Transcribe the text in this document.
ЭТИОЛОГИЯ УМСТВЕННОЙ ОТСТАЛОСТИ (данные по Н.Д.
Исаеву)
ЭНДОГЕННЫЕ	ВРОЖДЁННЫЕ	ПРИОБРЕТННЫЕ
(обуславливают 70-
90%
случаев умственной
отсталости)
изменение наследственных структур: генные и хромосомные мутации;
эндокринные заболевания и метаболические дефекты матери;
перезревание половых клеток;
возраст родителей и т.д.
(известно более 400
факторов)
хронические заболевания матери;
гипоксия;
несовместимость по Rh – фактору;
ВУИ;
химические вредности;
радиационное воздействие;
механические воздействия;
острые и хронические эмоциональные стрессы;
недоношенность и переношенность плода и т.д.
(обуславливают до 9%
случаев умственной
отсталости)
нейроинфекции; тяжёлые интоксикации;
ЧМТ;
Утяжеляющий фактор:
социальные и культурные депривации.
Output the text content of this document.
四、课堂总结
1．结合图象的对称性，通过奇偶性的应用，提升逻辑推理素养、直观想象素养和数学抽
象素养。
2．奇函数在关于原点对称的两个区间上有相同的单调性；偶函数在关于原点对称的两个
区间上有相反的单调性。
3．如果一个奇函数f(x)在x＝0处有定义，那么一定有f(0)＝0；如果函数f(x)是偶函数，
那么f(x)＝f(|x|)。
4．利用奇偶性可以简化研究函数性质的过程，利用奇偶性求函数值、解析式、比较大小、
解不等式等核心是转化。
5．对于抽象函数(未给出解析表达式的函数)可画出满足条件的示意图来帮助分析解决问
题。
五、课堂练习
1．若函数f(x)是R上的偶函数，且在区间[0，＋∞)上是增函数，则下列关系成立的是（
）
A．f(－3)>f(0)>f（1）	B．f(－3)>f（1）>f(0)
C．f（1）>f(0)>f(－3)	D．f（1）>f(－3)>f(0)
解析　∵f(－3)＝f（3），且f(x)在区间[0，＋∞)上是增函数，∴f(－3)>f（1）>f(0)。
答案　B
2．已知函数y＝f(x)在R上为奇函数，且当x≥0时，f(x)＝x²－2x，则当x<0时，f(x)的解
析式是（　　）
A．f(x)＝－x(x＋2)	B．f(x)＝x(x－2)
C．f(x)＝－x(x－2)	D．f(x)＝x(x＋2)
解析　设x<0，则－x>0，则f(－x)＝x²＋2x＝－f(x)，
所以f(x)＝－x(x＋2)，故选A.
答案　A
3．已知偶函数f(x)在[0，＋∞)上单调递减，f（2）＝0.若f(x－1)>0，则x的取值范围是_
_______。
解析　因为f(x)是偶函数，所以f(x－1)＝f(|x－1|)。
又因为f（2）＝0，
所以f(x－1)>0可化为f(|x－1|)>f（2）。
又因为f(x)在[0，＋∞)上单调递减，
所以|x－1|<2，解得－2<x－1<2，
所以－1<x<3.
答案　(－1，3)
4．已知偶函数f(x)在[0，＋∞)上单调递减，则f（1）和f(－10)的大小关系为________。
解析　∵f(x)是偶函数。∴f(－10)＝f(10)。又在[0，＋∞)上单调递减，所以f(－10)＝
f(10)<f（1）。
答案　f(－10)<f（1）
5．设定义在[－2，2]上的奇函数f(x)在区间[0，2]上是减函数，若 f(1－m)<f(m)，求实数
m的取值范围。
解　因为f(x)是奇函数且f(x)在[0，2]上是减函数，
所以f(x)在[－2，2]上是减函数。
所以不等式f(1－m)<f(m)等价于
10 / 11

**THE REQUEST**
Copy every line exactly. Leave nothing out.

**RESULT FOR THIS EXERCISE**
Transcribe the text in this document.
ЭТИОЛОГИЯ УМСТВЕННОЙ ОТСТАЛОСТИ (данные по Н.Д.
Исаеву)
ЭНДОГЕННЫЕ	ВРОЖДЁННЫЕ	ПРИОБРЕТННЫЕ
(обуславливают 70-
90%
случаев умственной
отсталости)
изменение наследственных структур: генные и хромосомные мутации;
эндокринные заболевания и метаболические дефекты матери;
перезревание половых клеток;
возраст родителей и т.д.
(известно более 400
факторов)
хронические заболевания матери;
гипоксия;
несовместимость по Rh – фактору;
ВУИ;
химические вредности;
радиационное воздействие;
механические воздействия;
острые и хронические эмоциональные стрессы;
недоношенность и переношенность плода и т.д.
(обуславливают до 9%
случаев умственной
отсталости)
нейроинфекции; тяжёлые интоксикации;
ЧМТ;
Утяжеляющий фактор:
социальные и культурные депривации.
Output the text content of this document.
四、课堂总结
1．结合图象的对称性，通过奇偶性的应用，提升逻辑推理素养、直观想象素养和数学抽
象素养。
2．奇函数在关于原点对称的两个区间上有相同的单调性；偶函数在关于原点对称的两个
区间上有相反的单调性。
3．如果一个奇函数f(x)在x＝0处有定义，那么一定有f(0)＝0；如果函数f(x)是偶函数，
那么f(x)＝f(|x|)。
4．利用奇偶性可以简化研究函数性质的过程，利用奇偶性求函数值、解析式、比较大小、
解不等式等核心是转化。
5．对于抽象函数(未给出解析表达式的函数)可画出满足条件的示意图来帮助分析解决问
题。
五、课堂练习
1．若函数f(x)是R上的偶函数，且在区间[0，＋∞)上是增函数，则下列关系成立的是（
）
A．f(－3)>f(0)>f（1）	B．f(－3)>f（1）>f(0)
C．f（1）>f(0)>f(－3)	D．f（1）>f(－3)>f(0)
解析　∵f(－3)＝f（3），且f(x)在区间[0，＋∞)上是增函数，∴f(－3)>f（1）>f(0)。
答案　B
2．已知函数y＝f(x)在R上为奇函数，且当x≥0时，f(x)＝x²－2x，则当x<0时，f(x)的解
析式是（　　）
A．f(x)＝－x(x＋2)	B．f(x)＝x(x－2)
C．f(x)＝－x(x－2)	D．f(x)＝x(x＋2)
解析　设x<0，则－x>0，则f(－x)＝x²＋2x＝－f(x)，
所以f(x)＝－x(x＋2)，故选A.
答案　A
3．已知偶函数f(x)在[0，＋∞)上单调递减，f（2）＝0.若f(x－1)>0，则x的取值范围是_
_______。
解析　因为f(x)是偶函数，所以f(x－1)＝f(|x－1|)。
又因为f（2）＝0，
所以f(x－1)>0可化为f(|x－1|)>f（2）。
又因为f(x)在[0，＋∞)上单调递减，
所以|x－1|<2，解得－2<x－1<2，
所以－1<x<3.
答案　(－1，3)
4．已知偶函数f(x)在[0，＋∞)上单调递减，则f（1）和f(－10)的大小关系为________。
解析　∵f(x)是偶函数。∴f(－10)＝f(10)。又在[0，＋∞)上单调递减，所以f(－10)＝
f(10)<f（1）。
答案　f(－10)<f（1）
5．设定义在[－2，2]上的奇函数f(x)在区间[0，2]上是减函数，若 f(1－m)<f(m)，求实数
m的取值范围。
解　因为f(x)是奇函数且f(x)在[0，2]上是减函数，
所以f(x)在[－2，2]上是减函数。
所以不等式f(1－m)<f(m)等价于
10 / 11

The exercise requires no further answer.